» **WRITTEN EXERCISE**
Print each line of the listing once more, precisely as given.
____________
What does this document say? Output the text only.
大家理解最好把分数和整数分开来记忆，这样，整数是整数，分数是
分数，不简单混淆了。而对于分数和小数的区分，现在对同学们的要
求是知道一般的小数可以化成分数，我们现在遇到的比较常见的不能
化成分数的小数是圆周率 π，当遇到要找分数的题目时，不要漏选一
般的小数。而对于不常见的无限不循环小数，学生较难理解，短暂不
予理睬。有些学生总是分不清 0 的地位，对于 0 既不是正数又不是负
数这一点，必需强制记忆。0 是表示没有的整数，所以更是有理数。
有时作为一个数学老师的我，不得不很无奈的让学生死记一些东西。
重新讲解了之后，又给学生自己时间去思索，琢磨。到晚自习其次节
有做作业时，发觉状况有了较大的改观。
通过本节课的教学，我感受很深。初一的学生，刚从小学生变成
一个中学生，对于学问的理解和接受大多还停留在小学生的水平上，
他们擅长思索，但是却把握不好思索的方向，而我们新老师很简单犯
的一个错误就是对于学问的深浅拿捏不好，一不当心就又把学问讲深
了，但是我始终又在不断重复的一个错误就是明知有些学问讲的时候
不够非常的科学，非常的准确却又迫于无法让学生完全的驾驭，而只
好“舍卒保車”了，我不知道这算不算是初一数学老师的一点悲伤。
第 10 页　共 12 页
____________
» **TASK SOLUTION**
What does this document say? Output the text only.
大家理解最好把分数和整数分开来记忆，这样，整数是整数，分数是
分数，不简单混淆了。而对于分数和小数的区分，现在对同学们的要
求是知道一般的小数可以化成分数，我们现在遇到的比较常见的不能
化成分数的小数是圆周率 π，当遇到要找分数的题目时，不要漏选一
般的小数。而对于不常见的无限不循环小数，学生较难理解，短暂不
予理睬。有些学生总是分不清 0 的地位，对于 0 既不是正数又不是负
数这一点，必需强制记忆。0 是表示没有的整数，所以更是有理数。
有时作为一个数学老师的我，不得不很无奈的让学生死记一些东西。
重新讲解了之后，又给学生自己时间去思索，琢磨。到晚自习其次节
有做作业时，发觉状况有了较大的改观。
通过本节课的教学，我感受很深。初一的学生，刚从小学生变成
一个中学生，对于学问的理解和接受大多还停留在小学生的水平上，
他们擅长思索，但是却把握不好思索的方向，而我们新老师很简单犯
的一个错误就是对于学问的深浅拿捏不好，一不当心就又把学问讲深
了，但是我始终又在不断重复的一个错误就是明知有些学问讲的时候
不够非常的科学，非常的准确却又迫于无法让学生完全的驾驭，而只
好“舍卒保車”了，我不知道这算不算是初一数学老师的一点悲伤。
第 10 页　共 12 页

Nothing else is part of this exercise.